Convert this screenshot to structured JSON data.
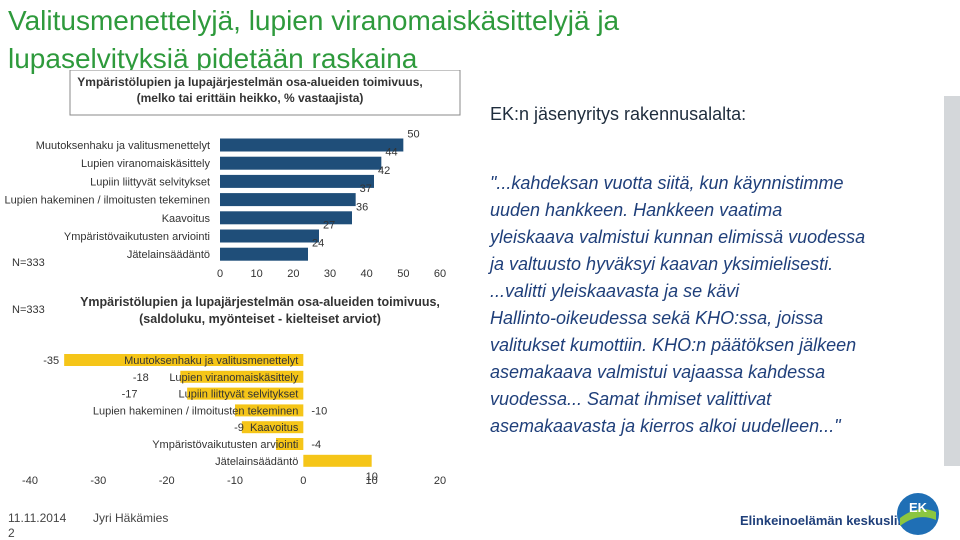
{
  "slide": {
    "title_line1": "Valitusmenettelyjä, lupien viranomaiskäsittelyjä ja",
    "title_line2": "lupaselvityksiä pidetään raskaina",
    "quote_header": "EK:n jäsenyritys rakennusalalta:",
    "quote_lines": [
      "\"...kahdeksan vuotta siitä, kun käynnistimme",
      "uuden hankkeen. Hankkeen vaatima",
      "yleiskaava valmistui kunnan elimissä vuodessa",
      "ja valtuusto hyväksyi kaavan yksimielisesti.",
      "...valitti yleiskaavasta ja se kävi",
      "Hallinto-oikeudessa sekä KHO:ssa, joissa",
      "valitukset kumottiin. KHO:n päätöksen jälkeen",
      "asemakaava valmistui vajaassa kahdessa",
      "vuodessa... Samat ihmiset valittivat",
      "asemakaavasta ja kierros alkoi uudelleen...\""
    ],
    "date": "11.11.2014",
    "page": "2",
    "author": "Jyri Häkämies",
    "logo_text": "Elinkeinoelämän keskusliitto",
    "logo_mark": "EK"
  },
  "colors": {
    "title_green": "#2e9a3c",
    "bar_blue": "#1f4e79",
    "bar_yellow": "#f5c518",
    "quote_blue": "#1f3f7a"
  },
  "chart_data": [
    {
      "type": "bar",
      "orientation": "horizontal",
      "title": "Ympäristölupien ja lupajärjestelmän osa-alueiden toimivuus,\n(melko tai erittäin heikko, % vastaajista)",
      "n_label": "N=333",
      "categories": [
        "Muutoksenhaku ja valitusmenettelyt",
        "Lupien viranomaiskäsittely",
        "Lupiin liittyvät selvitykset",
        "Lupien hakeminen / ilmoitusten tekeminen",
        "Kaavoitus",
        "Ympäristövaikutusten arviointi",
        "Jätelainsäädäntö"
      ],
      "values": [
        50,
        44,
        42,
        37,
        36,
        27,
        24
      ],
      "xlim": [
        0,
        60
      ],
      "xticks": [
        "0",
        "10",
        "20",
        "30",
        "40",
        "50",
        "60"
      ],
      "grid": false
    },
    {
      "type": "bar",
      "orientation": "horizontal",
      "title": "Ympäristölupien ja lupajärjestelmän osa-alueiden toimivuus,\n(saldoluku, myönteiset - kielteiset arviot)",
      "n_label": "N=333",
      "categories": [
        "Muutoksenhaku ja valitusmenettelyt",
        "Lupien viranomaiskäsittely",
        "Lupiin liittyvät selvitykset",
        "Lupien hakeminen / ilmoitusten tekeminen",
        "Kaavoitus",
        "Ympäristövaikutusten arviointi",
        "Jätelainsäädäntö"
      ],
      "values": [
        -35,
        -18,
        -17,
        -10,
        -9,
        -4,
        10
      ],
      "value_labels": [
        "-35",
        "-18",
        "-17",
        "-10",
        "-9",
        "-4",
        "10"
      ],
      "xlim": [
        -40,
        20
      ],
      "xticks": [
        "-40",
        "-30",
        "-20",
        "-10",
        "0",
        "10",
        "20"
      ],
      "grid": false
    }
  ]
}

------------------------------------------------

▸ WRITTEN EXERCISE: Gather from the records above every line containing the string "valmistui".

▸ SOLUTION TO THIS TASK:
      "yleiskaava valmistui kunnan elimissä vuodessa",
      "asemakaava valmistui vajaassa kahdessa",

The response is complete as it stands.